-- DO THIS --
Say how many lines of these entries include the word "text", and answer with the number alone.

-- RAW DATA --
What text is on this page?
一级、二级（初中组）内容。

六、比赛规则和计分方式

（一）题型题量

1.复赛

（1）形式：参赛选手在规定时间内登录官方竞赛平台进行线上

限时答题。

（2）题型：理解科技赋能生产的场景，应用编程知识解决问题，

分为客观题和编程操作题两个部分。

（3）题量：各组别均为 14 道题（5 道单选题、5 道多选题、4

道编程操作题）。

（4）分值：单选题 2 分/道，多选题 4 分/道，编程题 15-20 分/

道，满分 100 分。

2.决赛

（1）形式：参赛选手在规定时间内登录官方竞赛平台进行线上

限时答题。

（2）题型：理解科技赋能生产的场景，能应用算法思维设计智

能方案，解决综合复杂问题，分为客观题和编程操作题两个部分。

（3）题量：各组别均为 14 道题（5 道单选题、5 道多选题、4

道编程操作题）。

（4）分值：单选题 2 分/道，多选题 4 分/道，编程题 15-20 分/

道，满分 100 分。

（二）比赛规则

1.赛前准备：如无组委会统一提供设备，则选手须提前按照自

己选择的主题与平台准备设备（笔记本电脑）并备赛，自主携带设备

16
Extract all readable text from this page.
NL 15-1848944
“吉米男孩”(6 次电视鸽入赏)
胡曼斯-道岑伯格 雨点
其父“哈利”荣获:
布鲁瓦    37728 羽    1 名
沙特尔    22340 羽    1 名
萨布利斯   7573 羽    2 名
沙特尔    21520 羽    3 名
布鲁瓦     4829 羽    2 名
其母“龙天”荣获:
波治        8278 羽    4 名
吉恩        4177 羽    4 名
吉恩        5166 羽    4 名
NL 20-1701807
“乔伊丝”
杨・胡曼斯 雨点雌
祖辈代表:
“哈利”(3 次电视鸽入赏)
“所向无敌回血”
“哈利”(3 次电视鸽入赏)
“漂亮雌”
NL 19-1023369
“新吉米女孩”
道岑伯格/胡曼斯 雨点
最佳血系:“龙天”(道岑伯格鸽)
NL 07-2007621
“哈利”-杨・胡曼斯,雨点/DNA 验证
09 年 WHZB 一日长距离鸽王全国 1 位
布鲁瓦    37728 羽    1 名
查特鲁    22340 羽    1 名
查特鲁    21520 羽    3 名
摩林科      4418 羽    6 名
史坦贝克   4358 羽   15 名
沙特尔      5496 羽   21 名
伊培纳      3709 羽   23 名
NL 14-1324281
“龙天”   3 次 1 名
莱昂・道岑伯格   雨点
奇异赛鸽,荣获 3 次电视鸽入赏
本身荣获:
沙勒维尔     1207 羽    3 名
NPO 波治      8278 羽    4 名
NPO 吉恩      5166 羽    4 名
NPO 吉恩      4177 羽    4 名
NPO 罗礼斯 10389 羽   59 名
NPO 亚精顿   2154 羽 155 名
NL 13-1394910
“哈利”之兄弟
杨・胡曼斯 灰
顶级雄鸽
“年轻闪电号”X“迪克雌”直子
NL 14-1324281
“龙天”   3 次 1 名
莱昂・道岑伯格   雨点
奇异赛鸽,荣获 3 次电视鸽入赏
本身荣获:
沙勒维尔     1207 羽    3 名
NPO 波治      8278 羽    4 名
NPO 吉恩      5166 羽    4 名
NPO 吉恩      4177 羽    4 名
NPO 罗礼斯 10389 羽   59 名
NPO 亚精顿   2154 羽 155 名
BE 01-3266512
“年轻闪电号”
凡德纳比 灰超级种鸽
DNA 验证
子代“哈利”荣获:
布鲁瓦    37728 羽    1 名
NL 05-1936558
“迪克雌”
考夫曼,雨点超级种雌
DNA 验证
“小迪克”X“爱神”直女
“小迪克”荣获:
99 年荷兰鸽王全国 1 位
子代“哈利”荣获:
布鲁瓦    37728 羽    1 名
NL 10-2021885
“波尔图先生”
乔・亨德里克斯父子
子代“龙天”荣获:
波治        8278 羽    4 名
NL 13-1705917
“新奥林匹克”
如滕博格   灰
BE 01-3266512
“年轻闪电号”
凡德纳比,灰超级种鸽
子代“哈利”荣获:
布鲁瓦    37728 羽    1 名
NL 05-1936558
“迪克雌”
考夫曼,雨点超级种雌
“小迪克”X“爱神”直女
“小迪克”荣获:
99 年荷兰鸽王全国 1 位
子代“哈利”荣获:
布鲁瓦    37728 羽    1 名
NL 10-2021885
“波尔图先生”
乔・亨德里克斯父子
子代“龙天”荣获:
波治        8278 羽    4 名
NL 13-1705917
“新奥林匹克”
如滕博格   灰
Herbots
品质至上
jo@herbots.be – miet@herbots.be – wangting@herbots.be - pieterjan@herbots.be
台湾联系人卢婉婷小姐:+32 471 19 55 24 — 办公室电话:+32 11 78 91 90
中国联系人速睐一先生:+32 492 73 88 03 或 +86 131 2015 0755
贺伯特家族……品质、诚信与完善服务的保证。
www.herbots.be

-- ANSWER --
2